### STATED EXERCISE
Reproduce each line bearing the word "perform".

### INPUT DATA
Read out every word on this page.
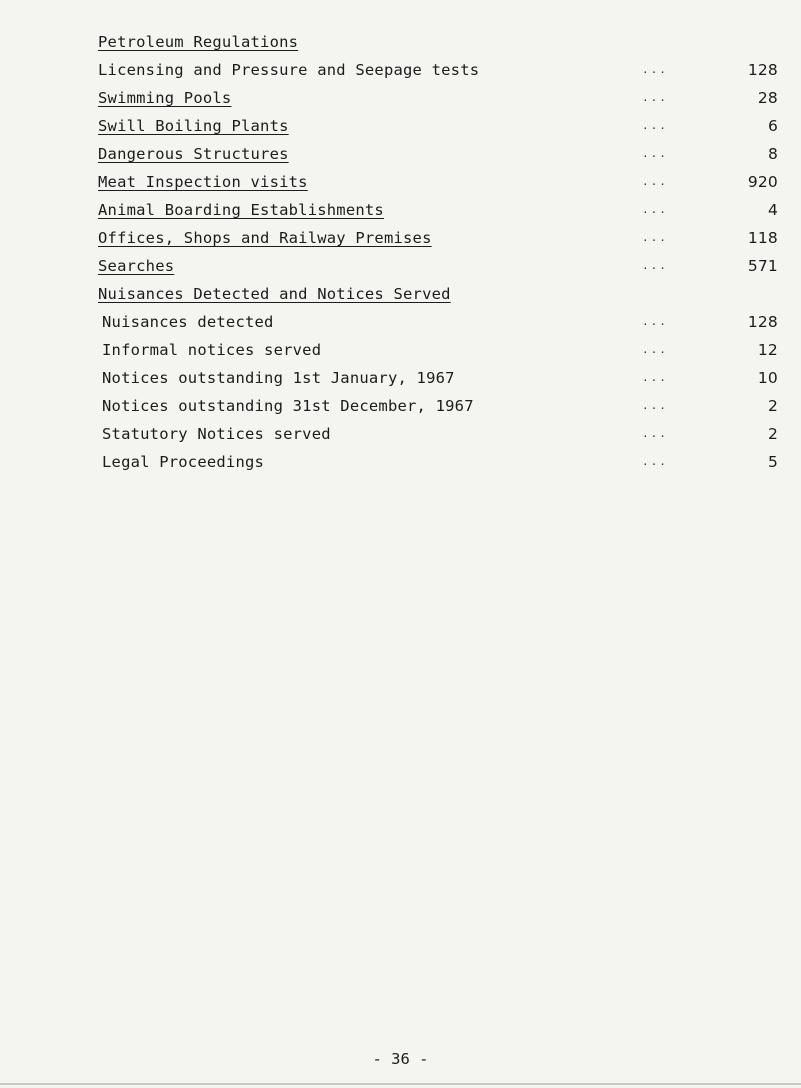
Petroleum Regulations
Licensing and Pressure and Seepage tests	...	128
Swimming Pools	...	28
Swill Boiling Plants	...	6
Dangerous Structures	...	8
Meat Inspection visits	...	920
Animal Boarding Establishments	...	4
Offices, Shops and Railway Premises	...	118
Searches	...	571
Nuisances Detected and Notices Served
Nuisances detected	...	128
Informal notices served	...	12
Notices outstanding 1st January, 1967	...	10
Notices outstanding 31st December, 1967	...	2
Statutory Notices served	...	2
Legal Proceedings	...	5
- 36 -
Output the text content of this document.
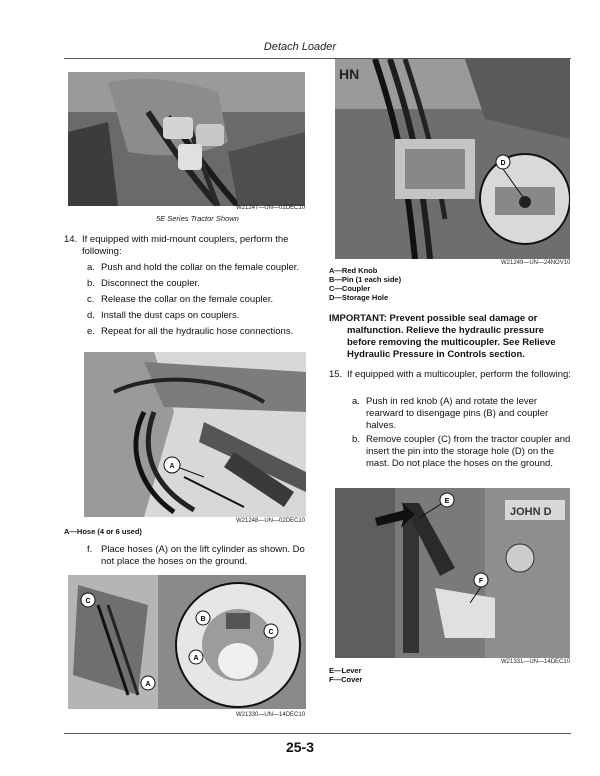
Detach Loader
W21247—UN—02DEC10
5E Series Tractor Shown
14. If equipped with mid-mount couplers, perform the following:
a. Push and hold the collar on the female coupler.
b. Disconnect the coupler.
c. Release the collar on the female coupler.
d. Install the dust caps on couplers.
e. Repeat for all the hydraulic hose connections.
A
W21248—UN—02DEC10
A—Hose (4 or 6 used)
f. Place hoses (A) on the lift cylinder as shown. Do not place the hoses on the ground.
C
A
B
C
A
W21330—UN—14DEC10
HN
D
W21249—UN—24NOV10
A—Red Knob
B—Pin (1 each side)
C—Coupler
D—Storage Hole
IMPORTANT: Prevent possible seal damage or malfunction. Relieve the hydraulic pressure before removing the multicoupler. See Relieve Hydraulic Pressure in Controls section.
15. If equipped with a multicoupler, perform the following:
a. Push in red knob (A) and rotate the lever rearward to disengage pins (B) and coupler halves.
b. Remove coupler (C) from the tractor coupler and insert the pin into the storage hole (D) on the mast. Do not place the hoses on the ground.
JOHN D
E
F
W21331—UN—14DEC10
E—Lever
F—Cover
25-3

### ANSWER TO THE EXERCISE
14. If equipped with mid-mount couplers, perform the following:
15. If equipped with a multicoupler, perform the following:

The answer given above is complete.